* What this task involves *
Set the following entries down again exactly, line by line.

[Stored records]
## Begin
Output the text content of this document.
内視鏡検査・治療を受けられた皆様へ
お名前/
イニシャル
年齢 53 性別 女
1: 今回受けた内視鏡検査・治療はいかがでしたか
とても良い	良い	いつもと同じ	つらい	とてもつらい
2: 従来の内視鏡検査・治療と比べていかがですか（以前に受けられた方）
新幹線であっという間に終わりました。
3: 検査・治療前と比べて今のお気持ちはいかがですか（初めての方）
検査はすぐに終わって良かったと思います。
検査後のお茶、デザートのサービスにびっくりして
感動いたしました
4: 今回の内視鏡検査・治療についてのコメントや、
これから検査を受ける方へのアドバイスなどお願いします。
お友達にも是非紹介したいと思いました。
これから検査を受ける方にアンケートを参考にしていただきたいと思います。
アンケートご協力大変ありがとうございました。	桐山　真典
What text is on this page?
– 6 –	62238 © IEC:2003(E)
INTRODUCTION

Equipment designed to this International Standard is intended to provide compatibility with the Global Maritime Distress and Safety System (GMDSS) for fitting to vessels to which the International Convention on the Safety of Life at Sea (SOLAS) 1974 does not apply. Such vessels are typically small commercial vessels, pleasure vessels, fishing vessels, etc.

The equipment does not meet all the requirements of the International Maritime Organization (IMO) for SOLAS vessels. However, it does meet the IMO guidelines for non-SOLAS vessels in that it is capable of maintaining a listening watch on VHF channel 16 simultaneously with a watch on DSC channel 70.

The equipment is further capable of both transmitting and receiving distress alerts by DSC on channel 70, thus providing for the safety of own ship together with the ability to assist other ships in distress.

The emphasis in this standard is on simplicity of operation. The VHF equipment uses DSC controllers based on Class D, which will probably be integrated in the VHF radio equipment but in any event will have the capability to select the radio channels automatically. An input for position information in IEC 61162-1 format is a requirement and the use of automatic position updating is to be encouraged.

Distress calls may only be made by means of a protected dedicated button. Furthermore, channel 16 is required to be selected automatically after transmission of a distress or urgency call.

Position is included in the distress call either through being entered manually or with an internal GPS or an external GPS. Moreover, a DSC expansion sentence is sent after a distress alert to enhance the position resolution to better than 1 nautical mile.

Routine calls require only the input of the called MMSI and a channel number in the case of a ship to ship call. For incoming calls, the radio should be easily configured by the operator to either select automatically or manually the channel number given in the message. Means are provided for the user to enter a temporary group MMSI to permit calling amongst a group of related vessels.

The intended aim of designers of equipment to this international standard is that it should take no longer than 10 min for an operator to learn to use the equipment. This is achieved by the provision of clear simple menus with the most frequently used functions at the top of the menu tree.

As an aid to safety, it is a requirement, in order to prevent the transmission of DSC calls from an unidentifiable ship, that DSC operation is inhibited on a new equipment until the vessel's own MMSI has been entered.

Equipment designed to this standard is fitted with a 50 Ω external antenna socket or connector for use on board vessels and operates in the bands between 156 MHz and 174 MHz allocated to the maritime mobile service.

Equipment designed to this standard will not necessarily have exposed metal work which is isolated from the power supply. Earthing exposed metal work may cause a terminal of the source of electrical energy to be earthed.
## End
* The solution *
Output the text content of this document.
内視鏡検査・治療を受けられた皆様へ
お名前/
イニシャル
年齢 53 性別 女
1: 今回受けた内視鏡検査・治療はいかがでしたか
とても良い	良い	いつもと同じ	つらい	とてもつらい
2: 従来の内視鏡検査・治療と比べていかがですか（以前に受けられた方）
新幹線であっという間に終わりました。
3: 検査・治療前と比べて今のお気持ちはいかがですか（初めての方）
検査はすぐに終わって良かったと思います。
検査後のお茶、デザートのサービスにびっくりして
感動いたしました
4: 今回の内視鏡検査・治療についてのコメントや、
これから検査を受ける方へのアドバイスなどお願いします。
お友達にも是非紹介したいと思いました。
これから検査を受ける方にアンケートを参考にしていただきたいと思います。
アンケートご協力大変ありがとうございました。	桐山　真典
What text is on this page?
– 6 –	62238 © IEC:2003(E)
INTRODUCTION

Equipment designed to this International Standard is intended to provide compatibility with the Global Maritime Distress and Safety System (GMDSS) for fitting to vessels to which the International Convention on the Safety of Life at Sea (SOLAS) 1974 does not apply. Such vessels are typically small commercial vessels, pleasure vessels, fishing vessels, etc.

The equipment does not meet all the requirements of the International Maritime Organization (IMO) for SOLAS vessels. However, it does meet the IMO guidelines for non-SOLAS vessels in that it is capable of maintaining a listening watch on VHF channel 16 simultaneously with a watch on DSC channel 70.

The equipment is further capable of both transmitting and receiving distress alerts by DSC on channel 70, thus providing for the safety of own ship together with the ability to assist other ships in distress.

The emphasis in this standard is on simplicity of operation. The VHF equipment uses DSC controllers based on Class D, which will probably be integrated in the VHF radio equipment but in any event will have the capability to select the radio channels automatically. An input for position information in IEC 61162-1 format is a requirement and the use of automatic position updating is to be encouraged.

Distress calls may only be made by means of a protected dedicated button. Furthermore, channel 16 is required to be selected automatically after transmission of a distress or urgency call.

Position is included in the distress call either through being entered manually or with an internal GPS or an external GPS. Moreover, a DSC expansion sentence is sent after a distress alert to enhance the position resolution to better than 1 nautical mile.

Routine calls require only the input of the called MMSI and a channel number in the case of a ship to ship call. For incoming calls, the radio should be easily configured by the operator to either select automatically or manually the channel number given in the message. Means are provided for the user to enter a temporary group MMSI to permit calling amongst a group of related vessels.

The intended aim of designers of equipment to this international standard is that it should take no longer than 10 min for an operator to learn to use the equipment. This is achieved by the provision of clear simple menus with the most frequently used functions at the top of the menu tree.

As an aid to safety, it is a requirement, in order to prevent the transmission of DSC calls from an unidentifiable ship, that DSC operation is inhibited on a new equipment until the vessel's own MMSI has been entered.

Equipment designed to this standard is fitted with a 50 Ω external antenna socket or connector for use on board vessels and operates in the bands between 156 MHz and 174 MHz allocated to the maritime mobile service.

Equipment designed to this standard will not necessarily have exposed metal work which is isolated from the power supply. Earthing exposed metal work may cause a terminal of the source of electrical energy to be earthed.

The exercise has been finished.